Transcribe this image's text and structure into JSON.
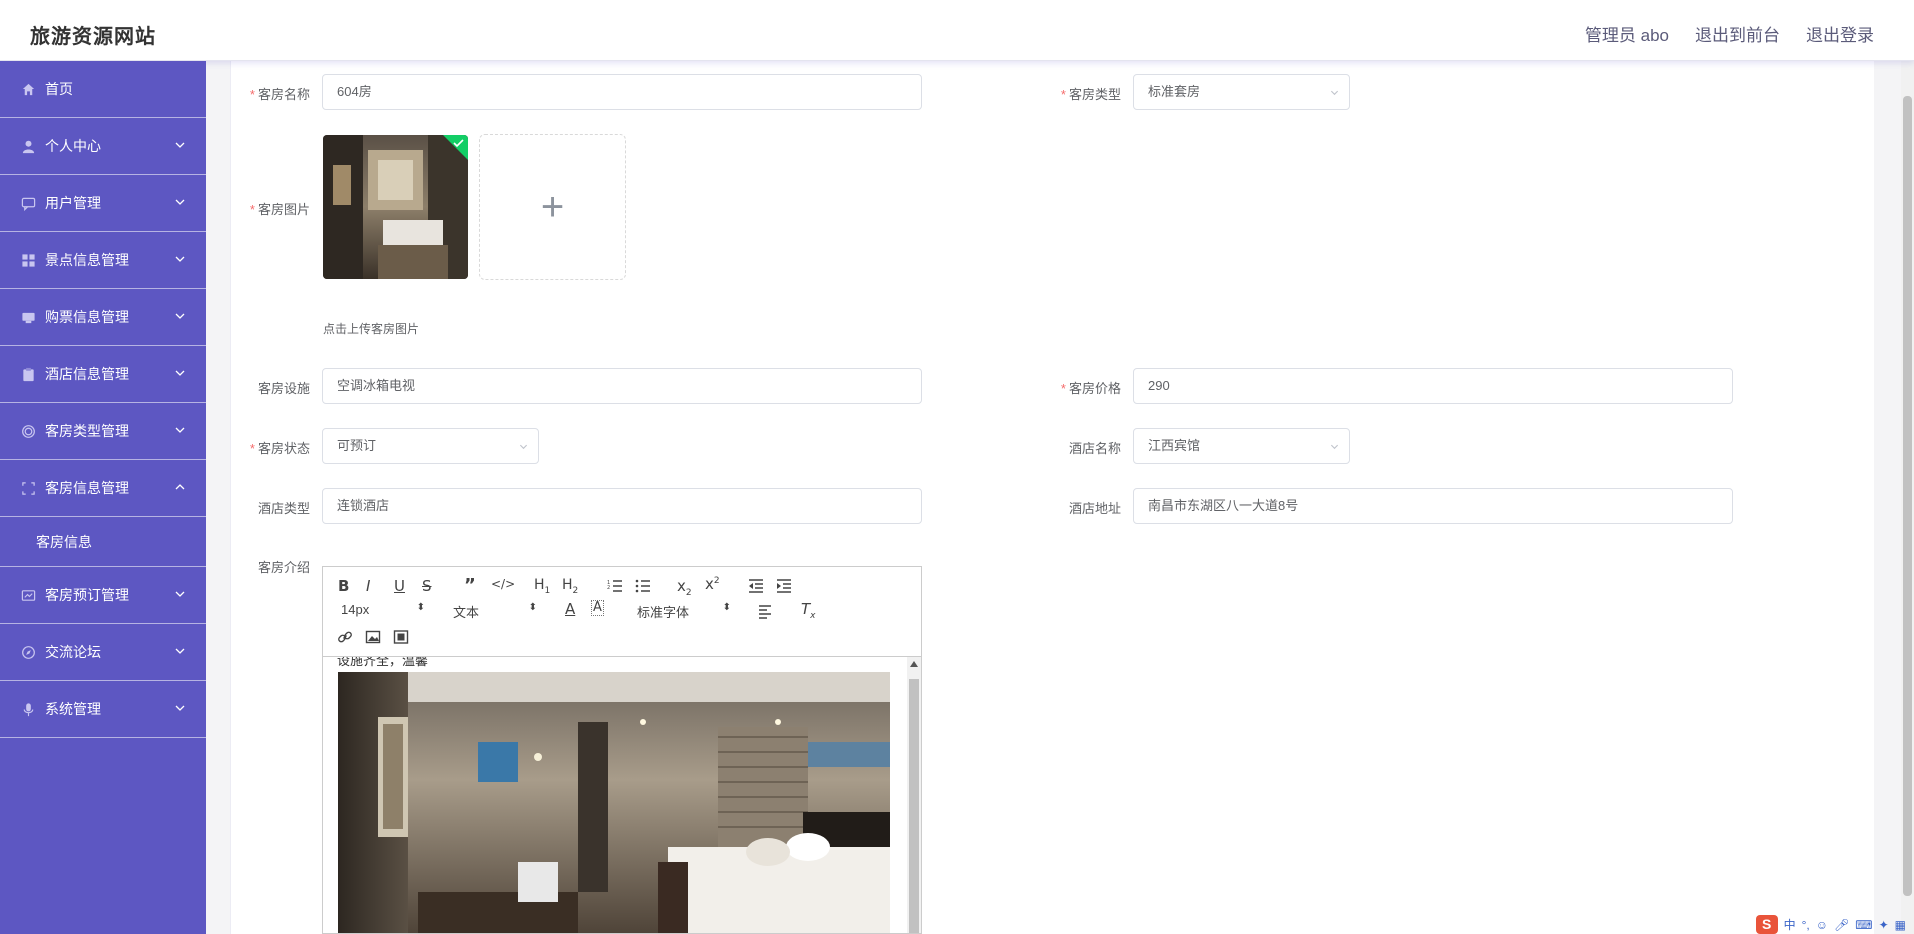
{
  "header": {
    "title": "旅游资源网站",
    "admin_label": "管理员 abo",
    "to_front_label": "退出到前台",
    "logout_label": "退出登录"
  },
  "sidebar": {
    "items": [
      {
        "label": "首页",
        "icon": "home-icon"
      },
      {
        "label": "个人中心",
        "icon": "user-icon"
      },
      {
        "label": "用户管理",
        "icon": "chat-icon"
      },
      {
        "label": "景点信息管理",
        "icon": "grid-icon"
      },
      {
        "label": "购票信息管理",
        "icon": "ticket-icon"
      },
      {
        "label": "酒店信息管理",
        "icon": "clipboard-icon"
      },
      {
        "label": "客房类型管理",
        "icon": "circle-icon"
      },
      {
        "label": "客房信息管理",
        "icon": "frame-icon",
        "expanded": true
      },
      {
        "label": "客房信息"
      },
      {
        "label": "客房预订管理",
        "icon": "card-icon"
      },
      {
        "label": "交流论坛",
        "icon": "compass-icon"
      },
      {
        "label": "系统管理",
        "icon": "mic-icon"
      }
    ]
  },
  "form": {
    "room_name_label": "客房名称",
    "room_name_value": "604房",
    "room_type_label": "客房类型",
    "room_type_value": "标准套房",
    "room_image_label": "客房图片",
    "upload_tip": "点击上传客房图片",
    "facilities_label": "客房设施",
    "facilities_value": "空调冰箱电视",
    "price_label": "客房价格",
    "price_value": "290",
    "status_label": "客房状态",
    "status_value": "可预订",
    "hotel_name_label": "酒店名称",
    "hotel_name_value": "江西宾馆",
    "hotel_type_label": "酒店类型",
    "hotel_type_value": "连锁酒店",
    "hotel_address_label": "酒店地址",
    "hotel_address_value": "南昌市东湖区八一大道8号",
    "intro_label": "客房介绍"
  },
  "editor": {
    "font_size": "14px",
    "block_format": "文本",
    "font_family": "标准字体",
    "content_text": "设施齐全，温馨"
  },
  "tray": {
    "ime_label": "中"
  },
  "colors": {
    "sidebar_bg": "#5d57c2",
    "required": "#f56c6c",
    "upload_success": "#13ce66"
  }
}
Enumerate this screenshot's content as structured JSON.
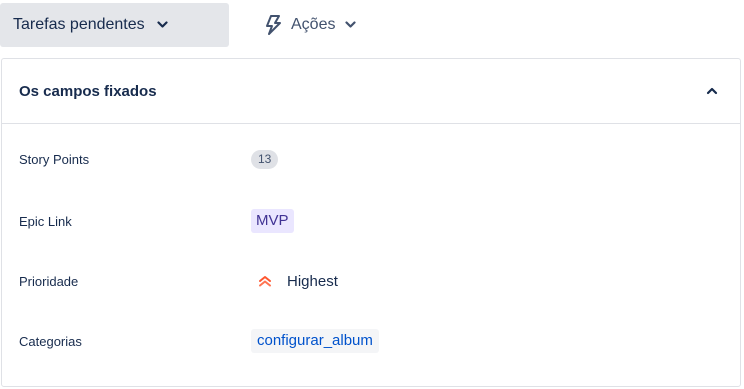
============
◆ Your objective: Nothing in the entries above should change when they are printed again, except that the pictures are dropped.

◆ Written answer:
Transcribe this image's text and structure into JSON.
{
  "header": {
    "title": "旅游资源网站",
    "admin_label": "管理员 abo",
    "to_front_label": "退出到前台",
    "logout_label": "退出登录"
  },
  "sidebar": {
    "items": [
      {
        "label": "首页",
        "icon": "home-icon"
      },
      {
        "label": "个人中心",
        "icon": "user-icon"
      },
      {
        "label": "用户管理",
        "icon": "chat-icon"
      },
      {
        "label": "景点信息管理",
        "icon": "grid-icon"
      },
      {
        "label": "购票信息管理",
        "icon": "ticket-icon"
      },
      {
        "label": "酒店信息管理",
        "icon": "clipboard-icon"
      },
      {
        "label": "客房类型管理",
        "icon": "circle-icon"
      },
      {
        "label": "客房信息管理",
        "icon": "frame-icon",
        "expanded": true
      },
      {
        "label": "客房信息"
      },
      {
        "label": "客房预订管理",
        "icon": "card-icon"
      },
      {
        "label": "交流论坛",
        "icon": "compass-icon"
      },
      {
        "label": "系统管理",
        "icon": "mic-icon"
      }
    ]
  },
  "form": {
    "room_name_label": "客房名称",
    "room_name_value": "604房",
    "room_type_label": "客房类型",
    "room_type_value": "标准套房",
    "room_image_label": "客房图片",
    "upload_tip": "点击上传客房图片",
    "facilities_label": "客房设施",
    "facilities_value": "空调冰箱电视",
    "price_label": "客房价格",
    "price_value": "290",
    "status_label": "客房状态",
    "status_value": "可预订",
    "hotel_name_label": "酒店名称",
    "hotel_name_value": "江西宾馆",
    "hotel_type_label": "酒店类型",
    "hotel_type_value": "连锁酒店",
    "hotel_address_label": "酒店地址",
    "hotel_address_value": "南昌市东湖区八一大道8号",
    "intro_label": "客房介绍"
  },
  "editor": {
    "font_size": "14px",
    "block_format": "文本",
    "font_family": "标准字体",
    "content_text": "设施齐全，温馨"
  },
  "tray": {
    "ime_label": "中"
  },
  "colors": {
    "sidebar_bg": "#5d57c2",
    "required": "#f56c6c",
    "upload_success": "#13ce66"
  }
}
Enumerate this screenshot's content as structured JSON.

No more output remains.